_Problem description_
All of the data should be repeated exactly; pictures are not part of the copy.

_Extracted data_
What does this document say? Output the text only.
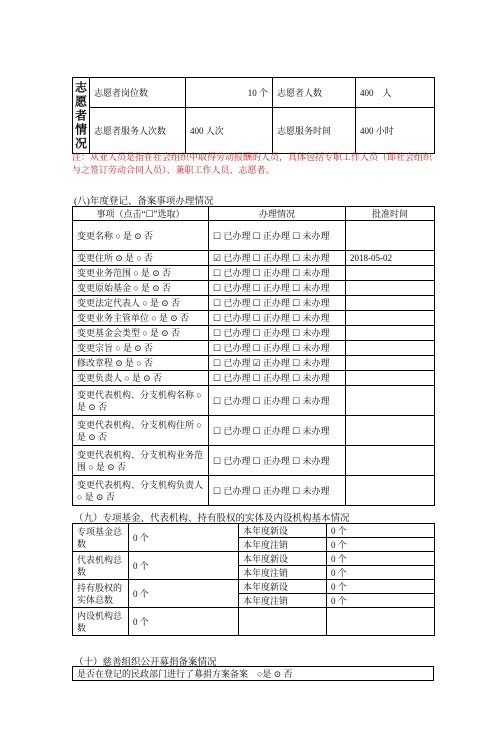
志愿者情况	志愿者岗位数	10 个	志愿者人数	400　人
	志愿者服务人次数	400 人次	志愿服务时间	400 小时
注：从业人员是指在社会组织中取得劳动报酬的人员，具体包括专职工作人员（即社会组织与之签订劳动合同人员）、兼职工作人员、志愿者。
(八)年度登记、备案事项办理情况
事项（点击“☐”选取）	办理情况	批准时间
变更名称 ○ 是 ⊙ 否	☐ 已办理 ☐ 正办理 ☐ 未办理	
变更住所 ⊙ 是 ○ 否	☑ 已办理 ☐ 正办理 ☐ 未办理	2018-05-02
变更业务范围 ○ 是 ⊙ 否	☐ 已办理 ☐ 正办理 ☐ 未办理	
变更原始基金 ○ 是 ⊙ 否	☐ 已办理 ☐ 正办理 ☐ 未办理	
变更法定代表人 ○ 是 ⊙ 否	☐ 已办理 ☐ 正办理 ☐ 未办理	
变更业务主管单位 ○ 是 ⊙ 否	☐ 已办理 ☐ 正办理 ☐ 未办理	
变更基金会类型 ○ 是 ⊙ 否	☐ 已办理 ☐ 正办理 ☐ 未办理	
变更宗旨 ○ 是 ⊙ 否	☐ 已办理 ☐ 正办理 ☐ 未办理	
修改章程 ⊙ 是 ○ 否	☐ 已办理 ☑ 正办理 ☐ 未办理	
变更负责人 ○ 是 ⊙ 否	☐ 已办理 ☐ 正办理 ☐ 未办理	
变更代表机构、分支机构名称 ○ 是 ⊙ 否	☐ 已办理 ☐ 正办理 ☐ 未办理	
变更代表机构、分支机构住所 ○ 是 ⊙ 否	☐ 已办理 ☐ 正办理 ☐ 未办理	
变更代表机构、分支机构业务范围 ○ 是 ⊙ 否	☐ 已办理 ☐ 正办理 ☐ 未办理	
变更代表机构、分支机构负责人 ○ 是 ⊙ 否	☐ 已办理 ☐ 正办理 ☐ 未办理	
（九）专项基金、代表机构、持有股权的实体及内设机构基本情况
专项基金总数	0 个	本年度新设	0 个
		本年度注销	0 个
代表机构总数	0 个	本年度新设	0 个
		本年度注销	0 个
持有股权的实体总数	0 个	本年度新设	0 个
		本年度注销	0 个
内设机构总数	0 个		
（十）慈善组织公开募捐备案情况
是否在登记的民政部门进行了募捐方案备案　○是 ⊙ 否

_Full solution_
What does this document say? Output the text only.
志愿者情况	志愿者岗位数	10 个	志愿者人数	400　人
	志愿者服务人次数	400 人次	志愿服务时间	400 小时
注：从业人员是指在社会组织中取得劳动报酬的人员，具体包括专职工作人员（即社会组织与之签订劳动合同人员）、兼职工作人员、志愿者。
(八)年度登记、备案事项办理情况
事项（点击“☐”选取）	办理情况	批准时间
变更名称 ○ 是 ⊙ 否	☐ 已办理 ☐ 正办理 ☐ 未办理	
变更住所 ⊙ 是 ○ 否	☑ 已办理 ☐ 正办理 ☐ 未办理	2018-05-02
变更业务范围 ○ 是 ⊙ 否	☐ 已办理 ☐ 正办理 ☐ 未办理	
变更原始基金 ○ 是 ⊙ 否	☐ 已办理 ☐ 正办理 ☐ 未办理	
变更法定代表人 ○ 是 ⊙ 否	☐ 已办理 ☐ 正办理 ☐ 未办理	
变更业务主管单位 ○ 是 ⊙ 否	☐ 已办理 ☐ 正办理 ☐ 未办理	
变更基金会类型 ○ 是 ⊙ 否	☐ 已办理 ☐ 正办理 ☐ 未办理	
变更宗旨 ○ 是 ⊙ 否	☐ 已办理 ☐ 正办理 ☐ 未办理	
修改章程 ⊙ 是 ○ 否	☐ 已办理 ☑ 正办理 ☐ 未办理	
变更负责人 ○ 是 ⊙ 否	☐ 已办理 ☐ 正办理 ☐ 未办理	
变更代表机构、分支机构名称 ○ 是 ⊙ 否	☐ 已办理 ☐ 正办理 ☐ 未办理	
变更代表机构、分支机构住所 ○ 是 ⊙ 否	☐ 已办理 ☐ 正办理 ☐ 未办理	
变更代表机构、分支机构业务范围 ○ 是 ⊙ 否	☐ 已办理 ☐ 正办理 ☐ 未办理	
变更代表机构、分支机构负责人 ○ 是 ⊙ 否	☐ 已办理 ☐ 正办理 ☐ 未办理	
（九）专项基金、代表机构、持有股权的实体及内设机构基本情况
专项基金总数	0 个	本年度新设	0 个
		本年度注销	0 个
代表机构总数	0 个	本年度新设	0 个
		本年度注销	0 个
持有股权的实体总数	0 个	本年度新设	0 个
		本年度注销	0 个
内设机构总数	0 个		
（十）慈善组织公开募捐备案情况
是否在登记的民政部门进行了募捐方案备案　○是 ⊙ 否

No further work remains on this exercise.